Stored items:
>> begin
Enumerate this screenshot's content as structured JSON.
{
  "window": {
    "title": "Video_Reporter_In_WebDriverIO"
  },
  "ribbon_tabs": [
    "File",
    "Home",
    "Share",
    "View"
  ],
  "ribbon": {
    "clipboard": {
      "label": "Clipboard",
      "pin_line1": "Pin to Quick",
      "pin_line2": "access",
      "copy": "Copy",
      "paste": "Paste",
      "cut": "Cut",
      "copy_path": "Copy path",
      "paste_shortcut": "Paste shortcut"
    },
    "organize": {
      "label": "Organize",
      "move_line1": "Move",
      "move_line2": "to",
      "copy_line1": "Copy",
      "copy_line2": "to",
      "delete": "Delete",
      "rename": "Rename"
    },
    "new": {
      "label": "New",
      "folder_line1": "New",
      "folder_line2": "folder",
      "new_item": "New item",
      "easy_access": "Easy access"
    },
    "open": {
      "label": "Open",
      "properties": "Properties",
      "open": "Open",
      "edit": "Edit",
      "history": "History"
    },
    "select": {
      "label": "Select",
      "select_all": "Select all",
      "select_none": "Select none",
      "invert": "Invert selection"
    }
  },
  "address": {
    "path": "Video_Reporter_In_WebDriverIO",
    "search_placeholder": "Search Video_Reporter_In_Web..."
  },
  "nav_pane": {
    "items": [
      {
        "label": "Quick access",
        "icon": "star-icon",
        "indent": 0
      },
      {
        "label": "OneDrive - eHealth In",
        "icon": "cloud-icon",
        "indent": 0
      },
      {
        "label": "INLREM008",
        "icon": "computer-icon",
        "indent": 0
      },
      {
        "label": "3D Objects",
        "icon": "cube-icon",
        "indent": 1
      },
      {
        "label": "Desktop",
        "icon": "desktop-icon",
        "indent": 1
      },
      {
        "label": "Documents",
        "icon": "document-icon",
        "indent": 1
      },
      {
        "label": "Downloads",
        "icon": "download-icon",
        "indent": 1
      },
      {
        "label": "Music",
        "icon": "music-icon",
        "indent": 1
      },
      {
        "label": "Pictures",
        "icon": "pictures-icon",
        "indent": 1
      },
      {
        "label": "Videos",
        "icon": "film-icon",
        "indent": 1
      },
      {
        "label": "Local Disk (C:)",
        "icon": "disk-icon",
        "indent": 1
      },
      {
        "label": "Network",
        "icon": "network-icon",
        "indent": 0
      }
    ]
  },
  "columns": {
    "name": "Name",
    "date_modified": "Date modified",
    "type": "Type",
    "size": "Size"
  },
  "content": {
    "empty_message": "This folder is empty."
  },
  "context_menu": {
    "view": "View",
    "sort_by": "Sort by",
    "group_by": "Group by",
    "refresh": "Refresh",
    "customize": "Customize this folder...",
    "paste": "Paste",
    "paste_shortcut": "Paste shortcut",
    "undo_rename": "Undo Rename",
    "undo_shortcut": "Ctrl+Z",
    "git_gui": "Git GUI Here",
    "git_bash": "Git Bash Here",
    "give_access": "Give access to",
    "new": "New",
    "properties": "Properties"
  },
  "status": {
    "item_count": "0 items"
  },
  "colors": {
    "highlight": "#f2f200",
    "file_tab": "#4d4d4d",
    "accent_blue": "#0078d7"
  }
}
>> end
**EXERCISE DIRECTIONS:** Each entry above is to be set down again in exactly the same words.

**PROBLEM SOLUTION:**
Enumerate this screenshot's content as structured JSON.
{
  "window": {
    "title": "Video_Reporter_In_WebDriverIO"
  },
  "ribbon_tabs": [
    "File",
    "Home",
    "Share",
    "View"
  ],
  "ribbon": {
    "clipboard": {
      "label": "Clipboard",
      "pin_line1": "Pin to Quick",
      "pin_line2": "access",
      "copy": "Copy",
      "paste": "Paste",
      "cut": "Cut",
      "copy_path": "Copy path",
      "paste_shortcut": "Paste shortcut"
    },
    "organize": {
      "label": "Organize",
      "move_line1": "Move",
      "move_line2": "to",
      "copy_line1": "Copy",
      "copy_line2": "to",
      "delete": "Delete",
      "rename": "Rename"
    },
    "new": {
      "label": "New",
      "folder_line1": "New",
      "folder_line2": "folder",
      "new_item": "New item",
      "easy_access": "Easy access"
    },
    "open": {
      "label": "Open",
      "properties": "Properties",
      "open": "Open",
      "edit": "Edit",
      "history": "History"
    },
    "select": {
      "label": "Select",
      "select_all": "Select all",
      "select_none": "Select none",
      "invert": "Invert selection"
    }
  },
  "address": {
    "path": "Video_Reporter_In_WebDriverIO",
    "search_placeholder": "Search Video_Reporter_In_Web..."
  },
  "nav_pane": {
    "items": [
      {
        "label": "Quick access",
        "icon": "star-icon",
        "indent": 0
      },
      {
        "label": "OneDrive - eHealth In",
        "icon": "cloud-icon",
        "indent": 0
      },
      {
        "label": "INLREM008",
        "icon": "computer-icon",
        "indent": 0
      },
      {
        "label": "3D Objects",
        "icon": "cube-icon",
        "indent": 1
      },
      {
        "label": "Desktop",
        "icon": "desktop-icon",
        "indent": 1
      },
      {
        "label": "Documents",
        "icon": "document-icon",
        "indent": 1
      },
      {
        "label": "Downloads",
        "icon": "download-icon",
        "indent": 1
      },
      {
        "label": "Music",
        "icon": "music-icon",
        "indent": 1
      },
      {
        "label": "Pictures",
        "icon": "pictures-icon",
        "indent": 1
      },
      {
        "label": "Videos",
        "icon": "film-icon",
        "indent": 1
      },
      {
        "label": "Local Disk (C:)",
        "icon": "disk-icon",
        "indent": 1
      },
      {
        "label": "Network",
        "icon": "network-icon",
        "indent": 0
      }
    ]
  },
  "columns": {
    "name": "Name",
    "date_modified": "Date modified",
    "type": "Type",
    "size": "Size"
  },
  "content": {
    "empty_message": "This folder is empty."
  },
  "context_menu": {
    "view": "View",
    "sort_by": "Sort by",
    "group_by": "Group by",
    "refresh": "Refresh",
    "customize": "Customize this folder...",
    "paste": "Paste",
    "paste_shortcut": "Paste shortcut",
    "undo_rename": "Undo Rename",
    "undo_shortcut": "Ctrl+Z",
    "git_gui": "Git GUI Here",
    "git_bash": "Git Bash Here",
    "give_access": "Give access to",
    "new": "New",
    "properties": "Properties"
  },
  "status": {
    "item_count": "0 items"
  },
  "colors": {
    "highlight": "#f2f200",
    "file_tab": "#4d4d4d",
    "accent_blue": "#0078d7"
  }
}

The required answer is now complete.